_Passage_

The Latécoère 300 series of aircraft were a group of civil and military flying boats. They were manufactured by French aircraft manufacturer Latécoère in the 1930s. A single Latécoère 300 was built; it was flown for the first time in 1931 and sank the same year. It was rebuilt and flown again in 1932, being named Croix du Sud ("Southern Cross").

== Description ==
The 300 was a monoplane of parasol wing construction. It was powered by four engines, each producing 650 hp, arranged in two push-pull pairs. The 300 set an international record for seaplanes on 31 December 1933, by flying 3697 km non-stop between Berre Lake near Marseille and Saint-Louis, Senegal. The aircraft then entered service with Air France, transporting mail across the Atlantic Ocean from Dakar, Senegal to Natal, Brazil.
It completed 23 missions before being lost at sea on December 7, 1936. The pilot was the famous French aviator Jean Mermoz.

_Records provided_
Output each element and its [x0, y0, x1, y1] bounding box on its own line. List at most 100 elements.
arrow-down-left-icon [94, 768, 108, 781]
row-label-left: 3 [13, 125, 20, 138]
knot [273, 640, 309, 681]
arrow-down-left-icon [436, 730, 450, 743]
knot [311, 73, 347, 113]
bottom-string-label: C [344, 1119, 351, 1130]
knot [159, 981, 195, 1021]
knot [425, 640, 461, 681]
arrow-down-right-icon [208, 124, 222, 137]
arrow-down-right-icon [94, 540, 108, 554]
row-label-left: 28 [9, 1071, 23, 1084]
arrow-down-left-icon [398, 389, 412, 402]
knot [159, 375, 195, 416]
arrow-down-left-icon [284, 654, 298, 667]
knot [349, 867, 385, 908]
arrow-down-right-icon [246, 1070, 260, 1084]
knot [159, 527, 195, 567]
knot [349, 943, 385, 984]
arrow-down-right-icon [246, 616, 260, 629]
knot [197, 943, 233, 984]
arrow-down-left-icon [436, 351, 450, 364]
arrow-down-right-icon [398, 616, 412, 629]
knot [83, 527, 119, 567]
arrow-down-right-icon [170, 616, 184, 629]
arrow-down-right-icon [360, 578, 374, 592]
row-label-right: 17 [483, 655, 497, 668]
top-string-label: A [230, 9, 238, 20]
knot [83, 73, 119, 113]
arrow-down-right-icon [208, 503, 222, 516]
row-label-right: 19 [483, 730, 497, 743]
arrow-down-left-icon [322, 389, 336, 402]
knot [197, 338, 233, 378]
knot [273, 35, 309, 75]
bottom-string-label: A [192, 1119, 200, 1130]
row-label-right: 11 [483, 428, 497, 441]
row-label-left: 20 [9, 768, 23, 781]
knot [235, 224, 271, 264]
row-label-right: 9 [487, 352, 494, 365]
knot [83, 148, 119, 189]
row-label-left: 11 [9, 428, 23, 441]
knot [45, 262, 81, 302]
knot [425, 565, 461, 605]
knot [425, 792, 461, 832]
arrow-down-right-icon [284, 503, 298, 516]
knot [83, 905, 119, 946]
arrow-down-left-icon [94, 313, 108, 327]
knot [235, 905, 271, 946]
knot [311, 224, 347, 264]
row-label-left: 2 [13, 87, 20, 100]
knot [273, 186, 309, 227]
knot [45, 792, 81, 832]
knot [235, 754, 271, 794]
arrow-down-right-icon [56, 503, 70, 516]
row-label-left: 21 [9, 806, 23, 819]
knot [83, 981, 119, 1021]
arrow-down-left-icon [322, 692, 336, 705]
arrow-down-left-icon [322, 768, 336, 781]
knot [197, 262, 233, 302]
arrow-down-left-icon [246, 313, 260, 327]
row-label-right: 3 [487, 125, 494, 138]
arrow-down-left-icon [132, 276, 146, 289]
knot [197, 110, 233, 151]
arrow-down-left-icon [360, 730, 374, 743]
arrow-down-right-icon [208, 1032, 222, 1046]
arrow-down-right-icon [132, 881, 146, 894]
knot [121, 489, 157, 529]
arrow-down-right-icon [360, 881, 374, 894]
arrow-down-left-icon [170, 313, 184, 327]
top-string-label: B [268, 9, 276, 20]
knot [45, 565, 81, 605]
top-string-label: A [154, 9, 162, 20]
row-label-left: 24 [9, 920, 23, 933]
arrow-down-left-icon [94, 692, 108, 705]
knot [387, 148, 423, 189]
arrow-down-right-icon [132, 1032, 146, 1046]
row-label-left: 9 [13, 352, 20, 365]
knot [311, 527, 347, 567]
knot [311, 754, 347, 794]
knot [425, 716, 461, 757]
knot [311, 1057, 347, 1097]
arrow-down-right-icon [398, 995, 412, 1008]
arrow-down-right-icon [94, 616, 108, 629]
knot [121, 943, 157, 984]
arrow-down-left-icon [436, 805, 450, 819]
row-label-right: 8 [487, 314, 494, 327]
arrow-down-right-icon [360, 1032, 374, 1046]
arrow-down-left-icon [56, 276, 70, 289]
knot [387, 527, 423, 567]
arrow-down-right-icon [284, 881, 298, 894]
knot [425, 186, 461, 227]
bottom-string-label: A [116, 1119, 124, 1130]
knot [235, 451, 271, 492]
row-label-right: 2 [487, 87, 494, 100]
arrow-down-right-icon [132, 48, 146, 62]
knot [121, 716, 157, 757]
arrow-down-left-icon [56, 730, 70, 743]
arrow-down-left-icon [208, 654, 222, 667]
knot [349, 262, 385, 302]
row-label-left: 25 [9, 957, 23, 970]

_Exercise instructions_
**A.** Say whether each statement agrees with the passage on the Latécoère 300: (i) the aircraft had four engines; (ii) more than one Latécoère 300 was built; (iii) the record flight ended in Natal, Brazil. Answer yes or no for each, and quote the words from the passage that decide it.
**B.** Write the next part of the passage on the Latécoère 300 flying boat, starting after its last sentence.

_Set of answers_
**A.**
(i) Yes: "It was powered by four engines, each producing 650 hp."
(ii) No: "A single Latécoère 300 was built."
(iii) No: "by flying 3697 km non-stop between Berre Lake near Marseille and Saint-Louis, Senegal."

**B.**
The civilian Laté 301, and military Laté 302 were based on the 300, with some design improvements. A total of three aircraft of each type were built between 1935 and 1936. The first of the 301s was lost, the remaining two were used in South Atlantic service until 1939. In 1939 the last remaining 301 was converted to military service, joining the 302s in patrol duties in West Africa.

Original Laté 302 aircraft had 930-hp engines, bow, beam, and engine nacelle machine gun ports, and a bomb load of 300 kg. The aircraft supported a crew of four and included sleeping accommodations. Fuel and payload were stored inside the hull. The 302s and converted 301 were in service at the start of World War II, and continued in military service, flying patrols from Dakar until retired due to lack of spare parts, the last aircraft being grounded at the end of 1941.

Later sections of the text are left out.